ITEMS:
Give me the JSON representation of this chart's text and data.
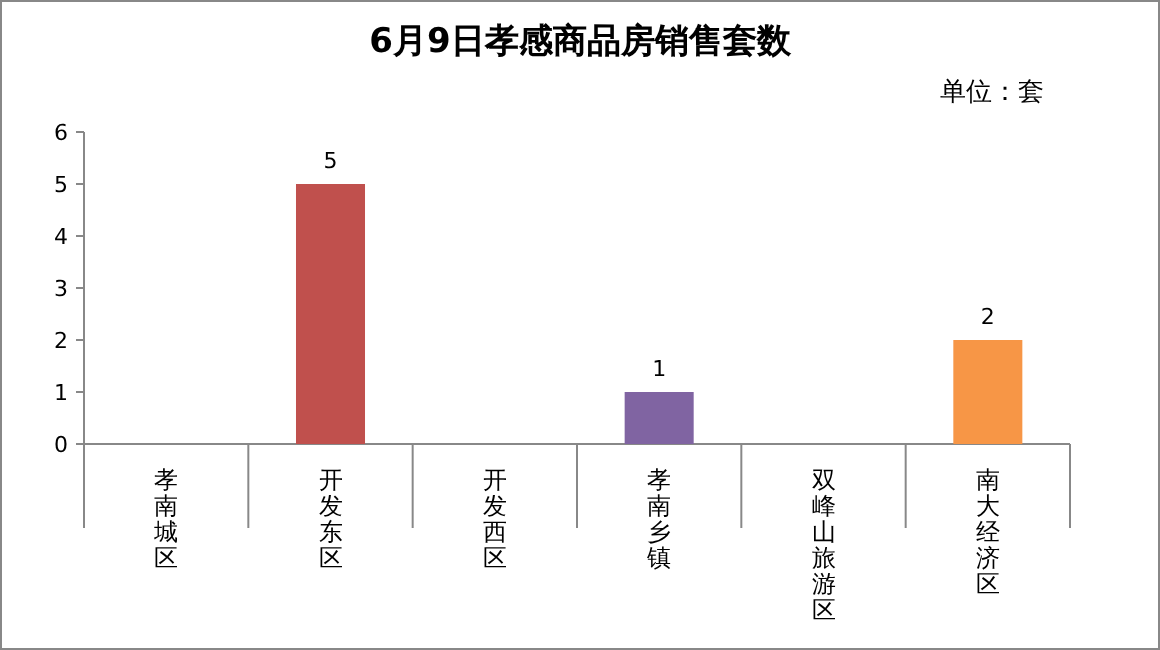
{
  "chart_data": {
    "type": "bar",
    "title": "6月9日孝感商品房销售套数",
    "annotations": [
      "单位：套"
    ],
    "categories": [
      "孝南城区",
      "开发东区",
      "开发西区",
      "孝南乡镇",
      "双峰山旅游区",
      "南大经济区"
    ],
    "values": [
      0,
      5,
      0,
      1,
      0,
      2
    ],
    "colors": [
      "#4f81bd",
      "#c0504d",
      "#9bbb59",
      "#8064a2",
      "#4bacc6",
      "#f79646"
    ],
    "value_labels": [
      null,
      "5",
      null,
      "1",
      null,
      "2"
    ],
    "ylim": [
      0,
      6
    ],
    "yticks": [
      0,
      1,
      2,
      3,
      4,
      5,
      6
    ],
    "grid": false
  }
}
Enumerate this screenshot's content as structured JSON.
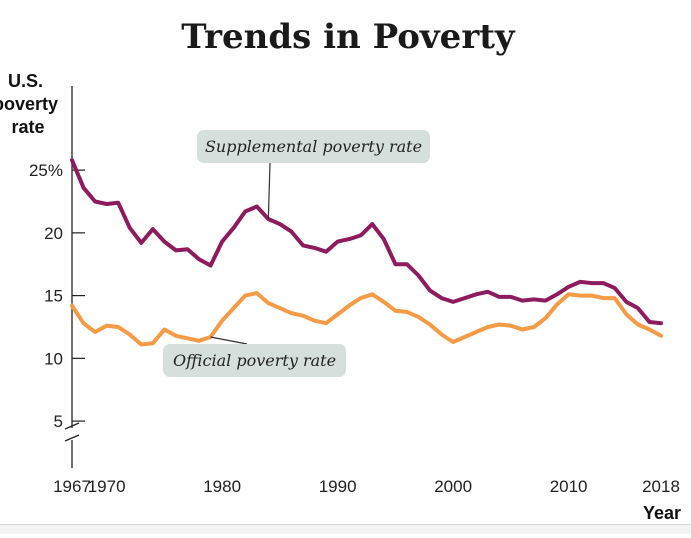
{
  "chart_data": {
    "type": "line",
    "title": "Trends in Poverty",
    "ylabel_lines": [
      "U.S.",
      "poverty",
      "rate"
    ],
    "xlabel": "Year",
    "xlim": [
      1967,
      2018
    ],
    "ylim": [
      2.5,
      27
    ],
    "y_axis_break": true,
    "y_ticks": [
      {
        "value": 25,
        "label": "25%"
      },
      {
        "value": 20,
        "label": "20"
      },
      {
        "value": 15,
        "label": "15"
      },
      {
        "value": 10,
        "label": "10"
      },
      {
        "value": 5,
        "label": "5"
      }
    ],
    "x_ticks": [
      {
        "value": 1967,
        "label": "1967"
      },
      {
        "value": 1970,
        "label": "1970"
      },
      {
        "value": 1980,
        "label": "1980"
      },
      {
        "value": 1990,
        "label": "1990"
      },
      {
        "value": 2000,
        "label": "2000"
      },
      {
        "value": 2010,
        "label": "2010"
      },
      {
        "value": 2018,
        "label": "2018"
      }
    ],
    "series": [
      {
        "name": "Supplemental poverty rate",
        "color": "#8e1b5e",
        "x": [
          1967,
          1968,
          1969,
          1970,
          1971,
          1972,
          1973,
          1974,
          1975,
          1976,
          1977,
          1978,
          1979,
          1980,
          1981,
          1982,
          1983,
          1984,
          1985,
          1986,
          1987,
          1988,
          1989,
          1990,
          1991,
          1992,
          1993,
          1994,
          1995,
          1996,
          1997,
          1998,
          1999,
          2000,
          2001,
          2002,
          2003,
          2004,
          2005,
          2006,
          2007,
          2008,
          2009,
          2010,
          2011,
          2012,
          2013,
          2014,
          2015,
          2016,
          2017,
          2018
        ],
        "values": [
          25.8,
          23.6,
          22.5,
          22.3,
          22.4,
          20.4,
          19.2,
          20.3,
          19.3,
          18.6,
          18.7,
          17.9,
          17.4,
          19.3,
          20.4,
          21.7,
          22.1,
          21.1,
          20.7,
          20.1,
          19.0,
          18.8,
          18.5,
          19.3,
          19.5,
          19.8,
          20.7,
          19.5,
          17.5,
          17.5,
          16.6,
          15.4,
          14.8,
          14.5,
          14.8,
          15.1,
          15.3,
          14.9,
          14.9,
          14.6,
          14.7,
          14.6,
          15.1,
          15.7,
          16.1,
          16.0,
          16.0,
          15.6,
          14.5,
          14.0,
          12.9,
          12.8
        ]
      },
      {
        "name": "Official poverty rate",
        "color": "#f59a45",
        "x": [
          1967,
          1968,
          1969,
          1970,
          1971,
          1972,
          1973,
          1974,
          1975,
          1976,
          1977,
          1978,
          1979,
          1980,
          1981,
          1982,
          1983,
          1984,
          1985,
          1986,
          1987,
          1988,
          1989,
          1990,
          1991,
          1992,
          1993,
          1994,
          1995,
          1996,
          1997,
          1998,
          1999,
          2000,
          2001,
          2002,
          2003,
          2004,
          2005,
          2006,
          2007,
          2008,
          2009,
          2010,
          2011,
          2012,
          2013,
          2014,
          2015,
          2016,
          2017,
          2018
        ],
        "values": [
          14.2,
          12.8,
          12.1,
          12.6,
          12.5,
          11.9,
          11.1,
          11.2,
          12.3,
          11.8,
          11.6,
          11.4,
          11.7,
          13.0,
          14.0,
          15.0,
          15.2,
          14.4,
          14.0,
          13.6,
          13.4,
          13.0,
          12.8,
          13.5,
          14.2,
          14.8,
          15.1,
          14.5,
          13.8,
          13.7,
          13.3,
          12.7,
          11.9,
          11.3,
          11.7,
          12.1,
          12.5,
          12.7,
          12.6,
          12.3,
          12.5,
          13.2,
          14.3,
          15.1,
          15.0,
          15.0,
          14.8,
          14.8,
          13.5,
          12.7,
          12.3,
          11.8
        ]
      }
    ],
    "annotations": [
      {
        "text": "Supplemental poverty rate",
        "series": 0,
        "at_x": 1984
      },
      {
        "text": "Official poverty rate",
        "series": 1,
        "at_x": 1979
      }
    ],
    "grid": false,
    "legend": "none"
  }
}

TASK:
Return every line above that contains the word "text".

THE OUTPUT:
Give me the JSON representation of this chart's text and data.
        "text": "Supplemental poverty rate",
        "text": "Official poverty rate",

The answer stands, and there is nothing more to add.